Data excerpts
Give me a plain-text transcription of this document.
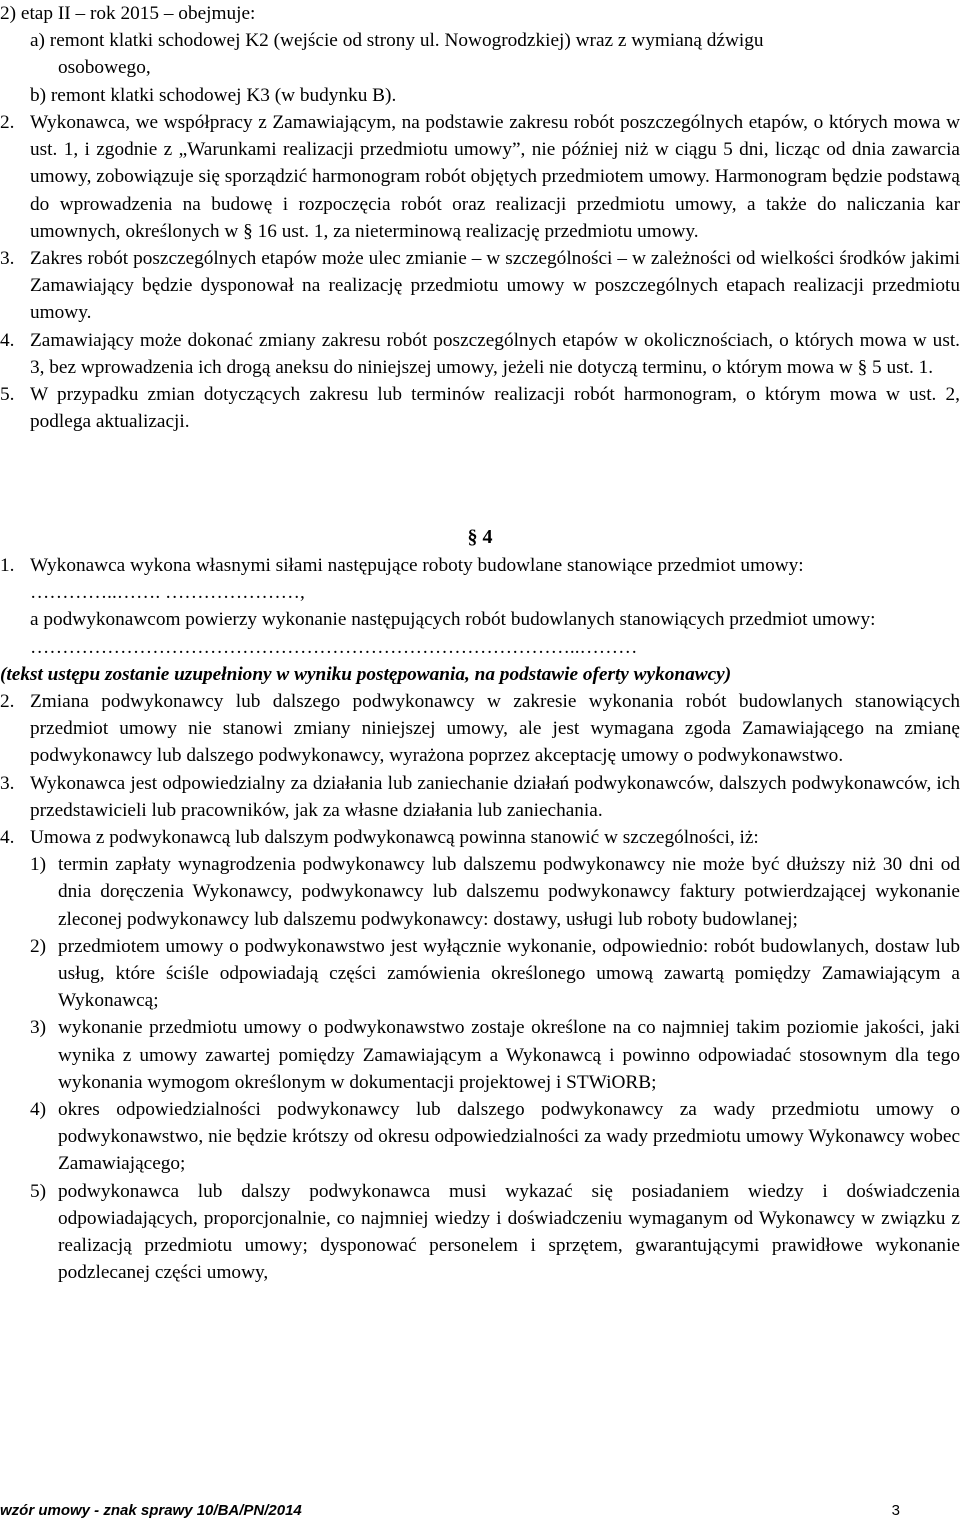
2) etap II – rok 2015 – obejmuje:
a) remont klatki schodowej K2 (wejście od strony ul. Nowogrodzkiej) wraz z wymianą dźwigu
osobowego,
b) remont klatki schodowej K3 (w budynku B).
2. Wykonawca, we współpracy z Zamawiającym, na podstawie zakresu robót poszczególnych etapów, o których mowa w ust. 1, i zgodnie z „Warunkami realizacji przedmiotu umowy”, nie później niż w ciągu 5 dni, licząc od dnia zawarcia umowy, zobowiązuje się sporządzić harmonogram robót objętych przedmiotem umowy. Harmonogram będzie podstawą do wprowadzenia na budowę i rozpoczęcia robót oraz realizacji przedmiotu umowy, a także do naliczania kar umownych, określonych w § 16 ust. 1, za nieterminową realizację przedmiotu umowy.
3. Zakres robót poszczególnych etapów może ulec zmianie – w szczególności – w zależności od wielkości środków jakimi Zamawiający będzie dysponował na realizację przedmiotu umowy w poszczególnych etapach realizacji przedmiotu umowy.
4. Zamawiający może dokonać zmiany zakresu robót poszczególnych etapów w okolicznościach, o których mowa w ust. 3, bez wprowadzenia ich drogą aneksu do niniejszej umowy, jeżeli nie dotyczą terminu, o którym mowa w § 5 ust. 1.
5. W przypadku zmian dotyczących zakresu lub terminów realizacji robót harmonogram, o którym mowa w ust. 2, podlega aktualizacji.
§ 4
1. Wykonawca wykona własnymi siłami następujące roboty budowlane stanowiące przedmiot umowy:
…………..……. …………………,
a podwykonawcom powierzy wykonanie następujących robót budowlanych stanowiących przedmiot umowy:
…………………………………………………………………………..………
(tekst ustępu zostanie uzupełniony w wyniku postępowania, na podstawie oferty wykonawcy)
2. Zmiana podwykonawcy lub dalszego podwykonawcy w zakresie wykonania robót budowlanych stanowiących przedmiot umowy nie stanowi zmiany niniejszej umowy, ale jest wymagana zgoda Zamawiającego na zmianę podwykonawcy lub dalszego podwykonawcy, wyrażona poprzez akceptację umowy o podwykonawstwo.
3. Wykonawca jest odpowiedzialny za działania lub zaniechanie działań podwykonawców, dalszych podwykonawców, ich przedstawicieli lub pracowników, jak za własne działania lub zaniechania.
4. Umowa z podwykonawcą lub dalszym podwykonawcą powinna stanowić w szczególności, iż:
1) termin zapłaty wynagrodzenia podwykonawcy lub dalszemu podwykonawcy nie może być dłuższy niż 30 dni od dnia doręczenia Wykonawcy, podwykonawcy lub dalszemu podwykonawcy faktury potwierdzającej wykonanie zleconej podwykonawcy lub dalszemu podwykonawcy: dostawy, usługi lub roboty budowlanej;
2) przedmiotem umowy o podwykonawstwo jest wyłącznie wykonanie, odpowiednio: robót budowlanych, dostaw lub usług, które ściśle odpowiadają części zamówienia określonego umową zawartą pomiędzy Zamawiającym a Wykonawcą;
3) wykonanie przedmiotu umowy o podwykonawstwo zostaje określone na co najmniej takim poziomie jakości, jaki wynika z umowy zawartej pomiędzy Zamawiającym a Wykonawcą i powinno odpowiadać stosownym dla tego wykonania wymogom określonym w dokumentacji projektowej i STWiORB;
4) okres odpowiedzialności podwykonawcy lub dalszego podwykonawcy za wady przedmiotu umowy o podwykonawstwo, nie będzie krótszy od okresu odpowiedzialności za wady przedmiotu umowy Wykonawcy wobec Zamawiającego;
5) podwykonawca lub dalszy podwykonawca musi wykazać się posiadaniem wiedzy i doświadczenia odpowiadających, proporcjonalnie, co najmniej wiedzy i doświadczeniu wymaganym od Wykonawcy w związku z realizacją przedmiotu umowy; dysponować personelem i sprzętem, gwarantującymi prawidłowe wykonanie podzlecanej części umowy,
wzór umowy - znak sprawy 10/BA/PN/2014	3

PROBLEM DETAILS
In the entries above, some lines may contain the string "może"; report how many, without additional comment.

ANSWER FOR THE TASK
3